#### [REQUIRED WORK]
Pull out every line of the items below that contains the string "core", copying each line in full. Match case exactly.

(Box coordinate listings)
[start]
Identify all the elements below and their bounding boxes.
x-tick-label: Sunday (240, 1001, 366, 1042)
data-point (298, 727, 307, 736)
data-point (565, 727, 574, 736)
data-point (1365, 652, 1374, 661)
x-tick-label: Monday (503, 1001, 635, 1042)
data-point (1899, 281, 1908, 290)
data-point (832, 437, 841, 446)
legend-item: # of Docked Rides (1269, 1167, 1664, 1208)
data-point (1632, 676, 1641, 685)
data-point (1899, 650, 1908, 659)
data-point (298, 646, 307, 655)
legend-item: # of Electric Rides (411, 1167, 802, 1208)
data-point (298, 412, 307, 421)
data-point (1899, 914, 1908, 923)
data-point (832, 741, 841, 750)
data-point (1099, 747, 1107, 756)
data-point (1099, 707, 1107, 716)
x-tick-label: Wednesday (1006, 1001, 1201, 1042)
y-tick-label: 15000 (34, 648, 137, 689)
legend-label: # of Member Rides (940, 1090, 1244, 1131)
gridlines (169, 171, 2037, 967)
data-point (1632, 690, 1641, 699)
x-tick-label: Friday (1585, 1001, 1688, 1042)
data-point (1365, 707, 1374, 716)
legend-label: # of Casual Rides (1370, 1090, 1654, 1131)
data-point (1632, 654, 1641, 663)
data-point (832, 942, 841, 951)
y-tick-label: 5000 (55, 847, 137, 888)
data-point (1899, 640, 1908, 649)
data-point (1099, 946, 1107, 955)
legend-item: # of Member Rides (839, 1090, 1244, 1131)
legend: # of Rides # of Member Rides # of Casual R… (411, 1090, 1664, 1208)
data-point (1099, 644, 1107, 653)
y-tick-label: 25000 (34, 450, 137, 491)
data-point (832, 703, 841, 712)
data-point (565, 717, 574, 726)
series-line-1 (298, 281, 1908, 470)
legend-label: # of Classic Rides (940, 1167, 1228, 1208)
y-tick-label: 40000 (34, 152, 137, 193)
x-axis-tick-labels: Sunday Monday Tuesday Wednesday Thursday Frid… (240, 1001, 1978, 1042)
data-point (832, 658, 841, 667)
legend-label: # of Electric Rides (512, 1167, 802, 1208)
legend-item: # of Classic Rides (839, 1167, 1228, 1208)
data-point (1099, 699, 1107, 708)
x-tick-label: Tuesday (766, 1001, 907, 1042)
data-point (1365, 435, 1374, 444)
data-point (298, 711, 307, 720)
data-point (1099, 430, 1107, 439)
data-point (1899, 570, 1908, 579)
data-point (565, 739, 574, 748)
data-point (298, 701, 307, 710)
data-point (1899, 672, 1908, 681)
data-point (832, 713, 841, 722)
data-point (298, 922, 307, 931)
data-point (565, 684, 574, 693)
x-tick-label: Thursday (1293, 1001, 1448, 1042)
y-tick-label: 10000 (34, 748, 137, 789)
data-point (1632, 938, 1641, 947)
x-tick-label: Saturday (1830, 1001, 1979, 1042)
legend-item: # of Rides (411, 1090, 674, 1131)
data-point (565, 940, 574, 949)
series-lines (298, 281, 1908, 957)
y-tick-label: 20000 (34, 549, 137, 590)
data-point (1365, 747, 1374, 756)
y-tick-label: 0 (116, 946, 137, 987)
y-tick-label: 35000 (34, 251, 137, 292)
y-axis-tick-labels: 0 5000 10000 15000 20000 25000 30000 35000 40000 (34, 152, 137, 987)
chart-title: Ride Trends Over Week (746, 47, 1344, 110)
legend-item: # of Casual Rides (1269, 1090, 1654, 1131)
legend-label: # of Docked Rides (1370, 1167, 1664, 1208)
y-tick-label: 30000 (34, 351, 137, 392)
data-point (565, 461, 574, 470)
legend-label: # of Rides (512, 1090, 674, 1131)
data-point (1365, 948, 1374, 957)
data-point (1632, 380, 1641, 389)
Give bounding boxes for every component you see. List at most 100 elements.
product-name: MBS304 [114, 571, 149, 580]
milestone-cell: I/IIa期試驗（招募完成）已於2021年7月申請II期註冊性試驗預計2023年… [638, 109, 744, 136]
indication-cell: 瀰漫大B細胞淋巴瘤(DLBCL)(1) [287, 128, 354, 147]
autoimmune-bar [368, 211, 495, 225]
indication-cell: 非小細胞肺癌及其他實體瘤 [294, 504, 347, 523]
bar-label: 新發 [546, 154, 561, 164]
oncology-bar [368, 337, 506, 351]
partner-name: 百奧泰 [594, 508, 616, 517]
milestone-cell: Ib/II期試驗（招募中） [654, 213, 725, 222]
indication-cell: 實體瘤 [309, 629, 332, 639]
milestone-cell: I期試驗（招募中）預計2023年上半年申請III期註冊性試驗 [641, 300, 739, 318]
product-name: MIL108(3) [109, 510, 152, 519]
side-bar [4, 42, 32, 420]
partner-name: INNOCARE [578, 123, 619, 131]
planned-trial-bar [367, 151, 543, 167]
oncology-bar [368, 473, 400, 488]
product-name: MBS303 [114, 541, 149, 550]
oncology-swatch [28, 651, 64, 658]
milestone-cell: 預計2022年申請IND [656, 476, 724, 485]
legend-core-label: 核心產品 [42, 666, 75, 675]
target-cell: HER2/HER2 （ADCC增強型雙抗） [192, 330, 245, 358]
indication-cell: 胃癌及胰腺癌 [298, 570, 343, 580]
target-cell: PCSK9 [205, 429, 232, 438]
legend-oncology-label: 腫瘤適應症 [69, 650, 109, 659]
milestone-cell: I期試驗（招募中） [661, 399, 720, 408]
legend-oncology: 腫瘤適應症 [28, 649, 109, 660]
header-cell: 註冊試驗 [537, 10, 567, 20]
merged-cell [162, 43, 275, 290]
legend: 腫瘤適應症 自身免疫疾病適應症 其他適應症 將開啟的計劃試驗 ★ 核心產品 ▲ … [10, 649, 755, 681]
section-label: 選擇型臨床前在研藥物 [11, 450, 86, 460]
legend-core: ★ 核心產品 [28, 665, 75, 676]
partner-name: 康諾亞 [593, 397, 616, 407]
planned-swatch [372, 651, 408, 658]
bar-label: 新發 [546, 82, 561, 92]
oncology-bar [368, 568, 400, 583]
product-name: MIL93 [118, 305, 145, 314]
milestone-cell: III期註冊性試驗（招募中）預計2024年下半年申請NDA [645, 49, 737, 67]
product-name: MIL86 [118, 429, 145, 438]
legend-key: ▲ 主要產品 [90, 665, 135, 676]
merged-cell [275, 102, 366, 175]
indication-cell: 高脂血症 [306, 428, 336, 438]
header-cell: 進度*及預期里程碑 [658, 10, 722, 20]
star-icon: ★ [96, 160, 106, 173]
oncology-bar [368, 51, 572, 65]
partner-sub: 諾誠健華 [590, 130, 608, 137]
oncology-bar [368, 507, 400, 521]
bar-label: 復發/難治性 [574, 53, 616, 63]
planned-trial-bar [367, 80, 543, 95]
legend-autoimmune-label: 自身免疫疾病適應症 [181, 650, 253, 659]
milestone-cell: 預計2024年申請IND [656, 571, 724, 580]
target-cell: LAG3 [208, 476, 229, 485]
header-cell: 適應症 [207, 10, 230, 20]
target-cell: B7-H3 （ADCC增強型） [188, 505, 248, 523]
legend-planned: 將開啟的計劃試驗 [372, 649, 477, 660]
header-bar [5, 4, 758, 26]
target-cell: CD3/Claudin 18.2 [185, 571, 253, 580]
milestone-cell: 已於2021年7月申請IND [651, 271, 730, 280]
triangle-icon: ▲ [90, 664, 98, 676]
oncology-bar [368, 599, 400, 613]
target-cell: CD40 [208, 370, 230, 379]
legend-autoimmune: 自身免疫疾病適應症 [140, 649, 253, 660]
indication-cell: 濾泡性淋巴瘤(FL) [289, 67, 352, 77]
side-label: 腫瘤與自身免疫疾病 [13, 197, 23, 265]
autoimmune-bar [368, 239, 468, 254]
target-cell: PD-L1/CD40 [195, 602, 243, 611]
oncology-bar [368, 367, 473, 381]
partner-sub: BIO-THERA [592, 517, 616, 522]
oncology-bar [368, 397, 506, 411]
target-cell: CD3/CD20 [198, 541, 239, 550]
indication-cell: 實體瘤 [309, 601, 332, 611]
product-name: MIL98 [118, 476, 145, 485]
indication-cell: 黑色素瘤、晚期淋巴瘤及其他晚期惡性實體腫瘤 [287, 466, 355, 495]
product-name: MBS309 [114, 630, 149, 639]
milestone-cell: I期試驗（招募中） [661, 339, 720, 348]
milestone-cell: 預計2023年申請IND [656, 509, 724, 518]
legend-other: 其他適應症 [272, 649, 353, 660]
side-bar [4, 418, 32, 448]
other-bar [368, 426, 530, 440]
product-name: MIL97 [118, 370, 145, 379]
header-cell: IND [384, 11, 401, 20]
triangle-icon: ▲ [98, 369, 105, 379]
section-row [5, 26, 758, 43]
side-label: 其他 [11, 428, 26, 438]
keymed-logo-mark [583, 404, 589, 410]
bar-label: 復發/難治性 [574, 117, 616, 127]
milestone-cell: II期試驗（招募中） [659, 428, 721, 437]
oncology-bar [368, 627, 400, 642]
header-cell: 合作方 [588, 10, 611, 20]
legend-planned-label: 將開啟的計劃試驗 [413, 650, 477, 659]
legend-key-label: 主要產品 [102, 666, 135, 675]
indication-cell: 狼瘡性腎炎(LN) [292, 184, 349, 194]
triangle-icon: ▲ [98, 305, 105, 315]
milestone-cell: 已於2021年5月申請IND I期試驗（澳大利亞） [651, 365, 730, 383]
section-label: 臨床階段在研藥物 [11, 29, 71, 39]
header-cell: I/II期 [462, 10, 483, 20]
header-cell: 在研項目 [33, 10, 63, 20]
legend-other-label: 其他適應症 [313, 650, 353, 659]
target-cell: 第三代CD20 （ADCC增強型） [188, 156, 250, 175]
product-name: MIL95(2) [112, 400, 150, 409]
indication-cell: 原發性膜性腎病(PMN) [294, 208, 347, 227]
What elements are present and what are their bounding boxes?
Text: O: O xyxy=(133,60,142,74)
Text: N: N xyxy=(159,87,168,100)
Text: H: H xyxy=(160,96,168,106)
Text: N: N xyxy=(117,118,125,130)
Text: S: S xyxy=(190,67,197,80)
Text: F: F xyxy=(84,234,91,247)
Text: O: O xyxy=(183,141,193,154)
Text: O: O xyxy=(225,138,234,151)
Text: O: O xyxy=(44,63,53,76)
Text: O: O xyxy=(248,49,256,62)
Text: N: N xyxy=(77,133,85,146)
[end]
#### [TASK OUTPUT]
legend-core-label: 核心產品 [42, 666, 75, 675]
legend-core: ★ 核心產品 [28, 665, 75, 676]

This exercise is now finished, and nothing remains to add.